====== Entries supplied ======
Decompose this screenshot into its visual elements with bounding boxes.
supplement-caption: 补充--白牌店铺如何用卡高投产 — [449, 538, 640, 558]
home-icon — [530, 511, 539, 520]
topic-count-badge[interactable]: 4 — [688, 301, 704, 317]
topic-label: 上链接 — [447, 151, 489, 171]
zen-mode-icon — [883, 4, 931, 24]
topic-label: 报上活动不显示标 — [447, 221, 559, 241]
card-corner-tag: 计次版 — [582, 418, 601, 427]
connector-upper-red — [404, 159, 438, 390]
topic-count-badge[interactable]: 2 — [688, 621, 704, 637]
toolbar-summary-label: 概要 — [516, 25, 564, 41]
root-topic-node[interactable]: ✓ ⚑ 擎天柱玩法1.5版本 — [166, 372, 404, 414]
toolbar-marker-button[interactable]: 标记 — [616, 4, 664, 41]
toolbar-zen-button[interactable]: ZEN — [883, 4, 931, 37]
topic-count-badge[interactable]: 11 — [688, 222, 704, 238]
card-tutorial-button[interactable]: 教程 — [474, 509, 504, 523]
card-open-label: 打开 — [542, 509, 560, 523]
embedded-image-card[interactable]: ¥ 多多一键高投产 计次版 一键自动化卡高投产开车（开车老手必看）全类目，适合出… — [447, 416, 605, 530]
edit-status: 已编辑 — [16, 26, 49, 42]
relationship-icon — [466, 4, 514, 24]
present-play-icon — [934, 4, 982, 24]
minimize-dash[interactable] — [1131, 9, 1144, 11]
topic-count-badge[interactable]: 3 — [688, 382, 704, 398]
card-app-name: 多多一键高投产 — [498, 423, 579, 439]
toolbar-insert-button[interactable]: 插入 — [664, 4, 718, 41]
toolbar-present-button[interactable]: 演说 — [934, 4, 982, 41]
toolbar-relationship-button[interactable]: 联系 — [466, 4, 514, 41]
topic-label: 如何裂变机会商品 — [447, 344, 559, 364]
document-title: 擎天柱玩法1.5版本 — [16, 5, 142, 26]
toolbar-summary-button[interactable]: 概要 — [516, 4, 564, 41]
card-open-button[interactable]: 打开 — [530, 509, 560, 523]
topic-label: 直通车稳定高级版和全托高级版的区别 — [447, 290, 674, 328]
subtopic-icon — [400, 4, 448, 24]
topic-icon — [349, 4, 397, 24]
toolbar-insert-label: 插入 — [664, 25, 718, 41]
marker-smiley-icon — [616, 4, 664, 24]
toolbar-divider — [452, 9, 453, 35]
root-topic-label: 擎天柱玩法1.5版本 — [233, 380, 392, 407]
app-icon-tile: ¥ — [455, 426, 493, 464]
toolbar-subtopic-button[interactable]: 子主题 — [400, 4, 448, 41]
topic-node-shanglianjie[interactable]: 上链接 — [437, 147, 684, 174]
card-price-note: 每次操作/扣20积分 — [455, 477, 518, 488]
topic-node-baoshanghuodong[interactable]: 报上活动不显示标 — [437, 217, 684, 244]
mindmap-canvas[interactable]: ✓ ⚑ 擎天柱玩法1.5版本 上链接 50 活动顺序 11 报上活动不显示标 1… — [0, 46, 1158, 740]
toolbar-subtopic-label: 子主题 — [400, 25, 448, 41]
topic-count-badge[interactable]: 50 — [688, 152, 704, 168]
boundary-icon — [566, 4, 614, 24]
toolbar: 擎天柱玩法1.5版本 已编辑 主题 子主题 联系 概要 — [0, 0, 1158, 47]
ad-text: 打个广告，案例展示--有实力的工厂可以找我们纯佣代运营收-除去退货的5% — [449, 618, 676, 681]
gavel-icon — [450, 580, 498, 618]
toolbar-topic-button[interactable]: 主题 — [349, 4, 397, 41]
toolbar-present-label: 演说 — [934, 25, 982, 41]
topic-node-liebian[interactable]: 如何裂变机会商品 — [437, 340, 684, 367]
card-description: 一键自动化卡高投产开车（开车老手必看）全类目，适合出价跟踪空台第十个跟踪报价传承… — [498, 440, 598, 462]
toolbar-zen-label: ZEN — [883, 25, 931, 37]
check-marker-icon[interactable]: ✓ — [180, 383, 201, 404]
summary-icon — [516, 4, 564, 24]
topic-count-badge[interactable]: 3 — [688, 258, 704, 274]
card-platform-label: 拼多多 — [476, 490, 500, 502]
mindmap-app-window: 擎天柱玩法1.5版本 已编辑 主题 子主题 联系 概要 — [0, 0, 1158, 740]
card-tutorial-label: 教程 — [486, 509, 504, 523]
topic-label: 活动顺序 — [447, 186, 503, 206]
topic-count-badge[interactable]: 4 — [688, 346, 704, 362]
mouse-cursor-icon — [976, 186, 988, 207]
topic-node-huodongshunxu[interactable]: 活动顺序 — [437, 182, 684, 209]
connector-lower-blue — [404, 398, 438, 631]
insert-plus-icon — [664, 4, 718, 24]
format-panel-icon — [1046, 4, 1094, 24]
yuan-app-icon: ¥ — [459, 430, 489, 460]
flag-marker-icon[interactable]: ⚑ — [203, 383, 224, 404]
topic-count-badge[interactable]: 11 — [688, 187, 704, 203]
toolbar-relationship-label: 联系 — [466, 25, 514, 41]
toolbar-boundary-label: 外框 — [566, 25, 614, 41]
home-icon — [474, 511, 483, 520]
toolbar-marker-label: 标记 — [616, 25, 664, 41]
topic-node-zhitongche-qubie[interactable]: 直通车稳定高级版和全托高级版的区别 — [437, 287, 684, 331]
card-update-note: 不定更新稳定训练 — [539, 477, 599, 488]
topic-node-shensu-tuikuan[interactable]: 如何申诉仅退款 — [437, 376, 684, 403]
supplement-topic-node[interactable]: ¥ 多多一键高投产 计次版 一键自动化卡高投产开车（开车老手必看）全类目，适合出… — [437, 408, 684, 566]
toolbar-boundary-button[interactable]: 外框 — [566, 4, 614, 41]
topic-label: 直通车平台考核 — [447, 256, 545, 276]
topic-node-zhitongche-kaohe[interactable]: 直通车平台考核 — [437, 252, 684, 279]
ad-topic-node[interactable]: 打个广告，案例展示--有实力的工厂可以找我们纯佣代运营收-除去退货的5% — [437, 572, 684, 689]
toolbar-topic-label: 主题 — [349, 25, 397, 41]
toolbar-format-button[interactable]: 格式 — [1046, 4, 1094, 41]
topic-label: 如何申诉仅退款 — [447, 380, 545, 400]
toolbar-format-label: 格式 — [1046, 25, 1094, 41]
======
Goal: Rewrite the data from its first line through the line containing "card-tutorial-button[interactable]: 教程 —", changing "topic-count-badge" to "topic-counter" and leaving everything else the same.

Task answer:
Decompose this screenshot into its visual elements with bounding boxes.
supplement-caption: 补充--白牌店铺如何用卡高投产 — [449, 538, 640, 558]
home-icon — [530, 511, 539, 520]
topic-counter[interactable]: 4 — [688, 301, 704, 317]
topic-label: 上链接 — [447, 151, 489, 171]
zen-mode-icon — [883, 4, 931, 24]
topic-label: 报上活动不显示标 — [447, 221, 559, 241]
card-corner-tag: 计次版 — [582, 418, 601, 427]
connector-upper-red — [404, 159, 438, 390]
topic-counter[interactable]: 2 — [688, 621, 704, 637]
toolbar-summary-label: 概要 — [516, 25, 564, 41]
root-topic-node[interactable]: ✓ ⚑ 擎天柱玩法1.5版本 — [166, 372, 404, 414]
toolbar-marker-button[interactable]: 标记 — [616, 4, 664, 41]
toolbar-zen-button[interactable]: ZEN — [883, 4, 931, 37]
topic-counter[interactable]: 11 — [688, 222, 704, 238]
card-tutorial-button[interactable]: 教程 — [474, 509, 504, 523]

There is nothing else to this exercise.